Everything in the listing except the pictures should be written out exactly.
## begin
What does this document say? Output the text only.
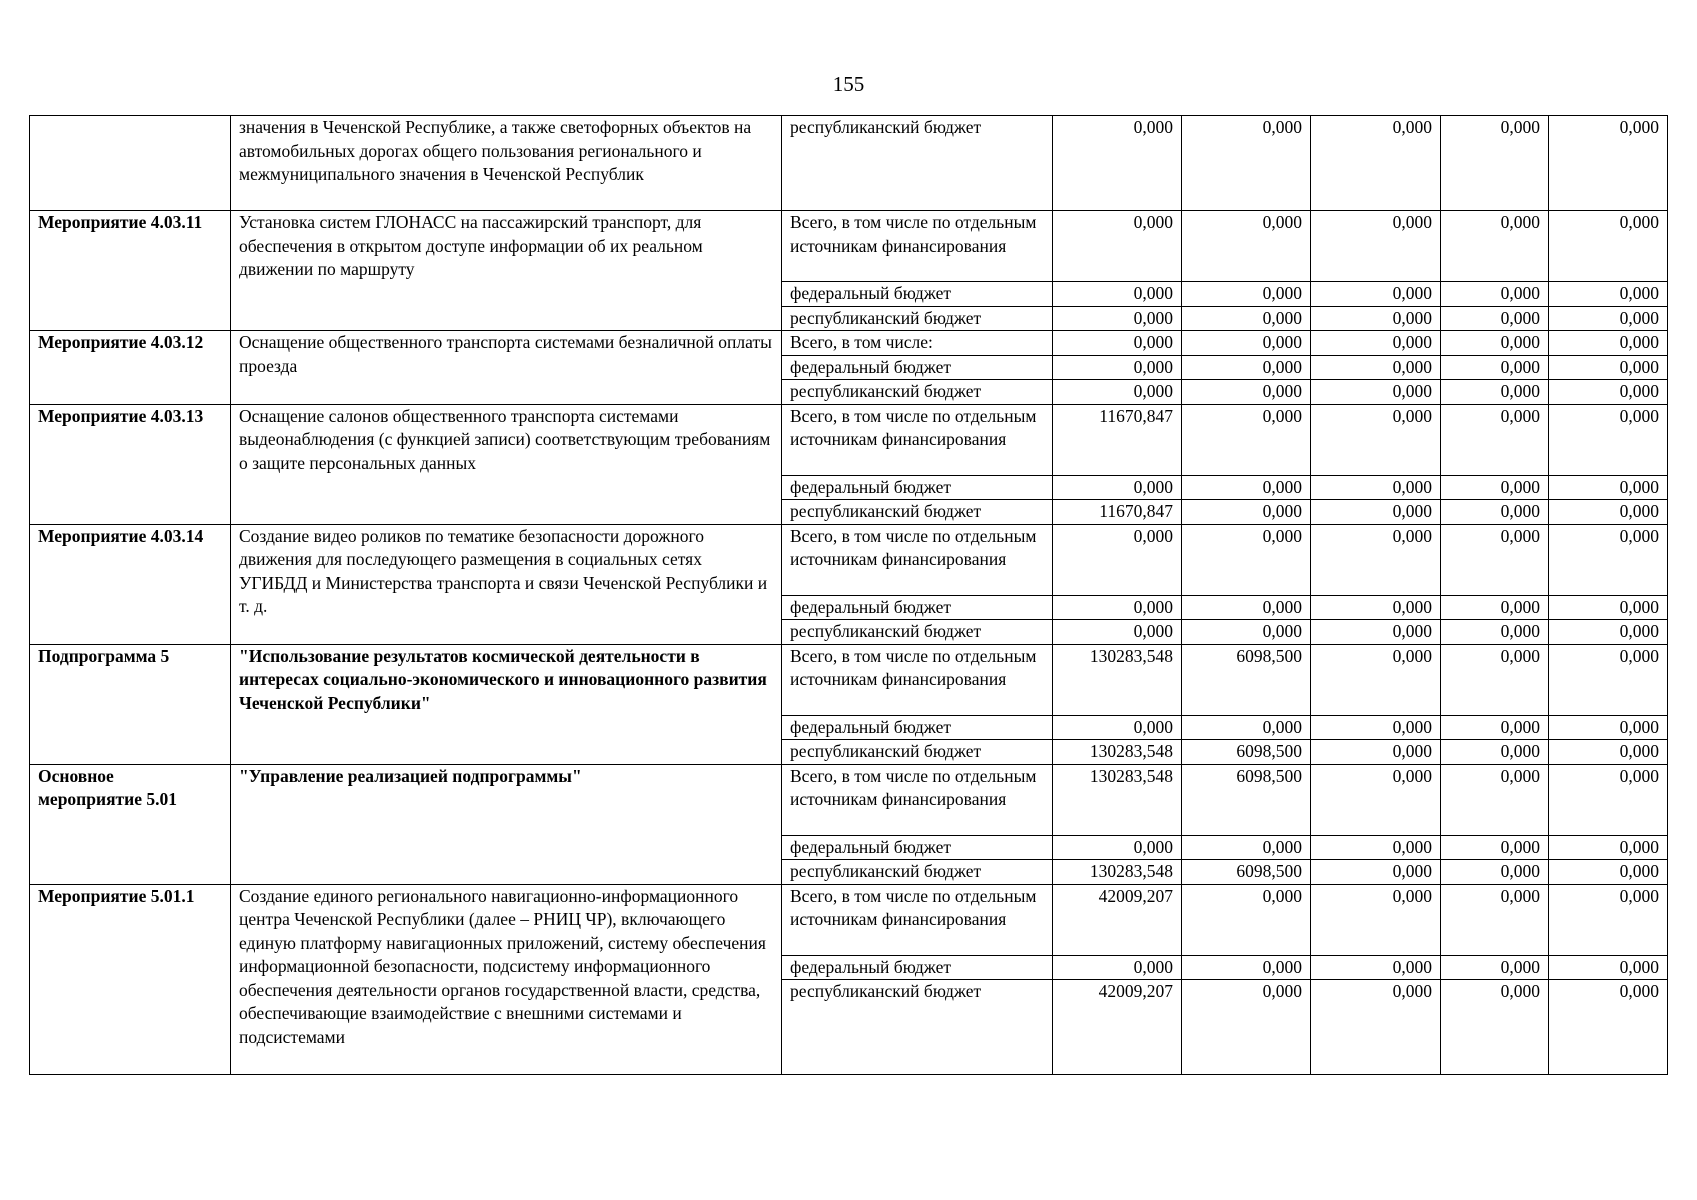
155
	значения в Чеченской Республике, а также светофорных объектов на автомобильных дорогах общего пользования регионального и межмуниципального значения в Чеченской Республик	республиканский бюджет	0,000	0,000	0,000	0,000	0,000
Мероприятие 4.03.11	Установка систем ГЛОНАСС на пассажирский транспорт, для обеспечения в открытом доступе информации об их реальном движении по маршруту	Всего, в том числе по отдельным источникам финансирования	0,000	0,000	0,000	0,000	0,000
		федеральный бюджет	0,000	0,000	0,000	0,000	0,000
		республиканский бюджет	0,000	0,000	0,000	0,000	0,000
Мероприятие 4.03.12	Оснащение общественного транспорта системами безналичной оплаты проезда	Всего, в том числе:	0,000	0,000	0,000	0,000	0,000
		федеральный бюджет	0,000	0,000	0,000	0,000	0,000
		республиканский бюджет	0,000	0,000	0,000	0,000	0,000
Мероприятие 4.03.13	Оснащение салонов общественного транспорта системами выдеонаблюдения (с функцией записи) соответствующим требованиям о защите персональных данных	Всего, в том числе по отдельным источникам финансирования	11670,847	0,000	0,000	0,000	0,000
		федеральный бюджет	0,000	0,000	0,000	0,000	0,000
		республиканский бюджет	11670,847	0,000	0,000	0,000	0,000
Мероприятие 4.03.14	Создание видео роликов по тематике безопасности дорожного движения для последующего размещения в социальных сетях УГИБДД и Министерства транспорта и связи Чеченской Республики и т. д.	Всего, в том числе по отдельным источникам финансирования	0,000	0,000	0,000	0,000	0,000
		федеральный бюджет	0,000	0,000	0,000	0,000	0,000
		республиканский бюджет	0,000	0,000	0,000	0,000	0,000
Подпрограмма 5	"Использование результатов космической деятельности в интересах социально-экономического и инновационного развития Чеченской Республики"	Всего, в том числе по отдельным источникам финансирования	130283,548	6098,500	0,000	0,000	0,000
		федеральный бюджет	0,000	0,000	0,000	0,000	0,000
		республиканский бюджет	130283,548	6098,500	0,000	0,000	0,000
Основное мероприятие 5.01	"Управление реализацией подпрограммы"	Всего, в том числе по отдельным источникам финансирования	130283,548	6098,500	0,000	0,000	0,000
		федеральный бюджет	0,000	0,000	0,000	0,000	0,000
		республиканский бюджет	130283,548	6098,500	0,000	0,000	0,000
Мероприятие 5.01.1	Создание единого регионального навигационно-информационного центра Чеченской Республики (далее – РНИЦ ЧР), включающего единую платформу навигационных приложений, систему обеспечения информационной безопасности, подсистему информационного обеспечения деятельности органов государственной власти, средства, обеспечивающие взаимодействие с внешними системами и подсистемами	Всего, в том числе по отдельным источникам финансирования	42009,207	0,000	0,000	0,000	0,000
		федеральный бюджет	0,000	0,000	0,000	0,000	0,000
		республиканский бюджет	42009,207	0,000	0,000	0,000	0,000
## end
» Exercise solution:
What does this document say? Output the text only.
155
	значения в Чеченской Республике, а также светофорных объектов на автомобильных дорогах общего пользования регионального и межмуниципального значения в Чеченской Республик	республиканский бюджет	0,000	0,000	0,000	0,000	0,000
Мероприятие 4.03.11	Установка систем ГЛОНАСС на пассажирский транспорт, для обеспечения в открытом доступе информации об их реальном движении по маршруту	Всего, в том числе по отдельным источникам финансирования	0,000	0,000	0,000	0,000	0,000
		федеральный бюджет	0,000	0,000	0,000	0,000	0,000
		республиканский бюджет	0,000	0,000	0,000	0,000	0,000
Мероприятие 4.03.12	Оснащение общественного транспорта системами безналичной оплаты проезда	Всего, в том числе:	0,000	0,000	0,000	0,000	0,000
		федеральный бюджет	0,000	0,000	0,000	0,000	0,000
		республиканский бюджет	0,000	0,000	0,000	0,000	0,000
Мероприятие 4.03.13	Оснащение салонов общественного транспорта системами выдеонаблюдения (с функцией записи) соответствующим требованиям о защите персональных данных	Всего, в том числе по отдельным источникам финансирования	11670,847	0,000	0,000	0,000	0,000
		федеральный бюджет	0,000	0,000	0,000	0,000	0,000
		республиканский бюджет	11670,847	0,000	0,000	0,000	0,000
Мероприятие 4.03.14	Создание видео роликов по тематике безопасности дорожного движения для последующего размещения в социальных сетях УГИБДД и Министерства транспорта и связи Чеченской Республики и т. д.	Всего, в том числе по отдельным источникам финансирования	0,000	0,000	0,000	0,000	0,000
		федеральный бюджет	0,000	0,000	0,000	0,000	0,000
		республиканский бюджет	0,000	0,000	0,000	0,000	0,000
Подпрограмма 5	"Использование результатов космической деятельности в интересах социально-экономического и инновационного развития Чеченской Республики"	Всего, в том числе по отдельным источникам финансирования	130283,548	6098,500	0,000	0,000	0,000
		федеральный бюджет	0,000	0,000	0,000	0,000	0,000
		республиканский бюджет	130283,548	6098,500	0,000	0,000	0,000
Основное мероприятие 5.01	"Управление реализацией подпрограммы"	Всего, в том числе по отдельным источникам финансирования	130283,548	6098,500	0,000	0,000	0,000
		федеральный бюджет	0,000	0,000	0,000	0,000	0,000
		республиканский бюджет	130283,548	6098,500	0,000	0,000	0,000
Мероприятие 5.01.1	Создание единого регионального навигационно-информационного центра Чеченской Республики (далее – РНИЦ ЧР), включающего единую платформу навигационных приложений, систему обеспечения информационной безопасности, подсистему информационного обеспечения деятельности органов государственной власти, средства, обеспечивающие взаимодействие с внешними системами и подсистемами	Всего, в том числе по отдельным источникам финансирования	42009,207	0,000	0,000	0,000	0,000
		федеральный бюджет	0,000	0,000	0,000	0,000	0,000
		республиканский бюджет	42009,207	0,000	0,000	0,000	0,000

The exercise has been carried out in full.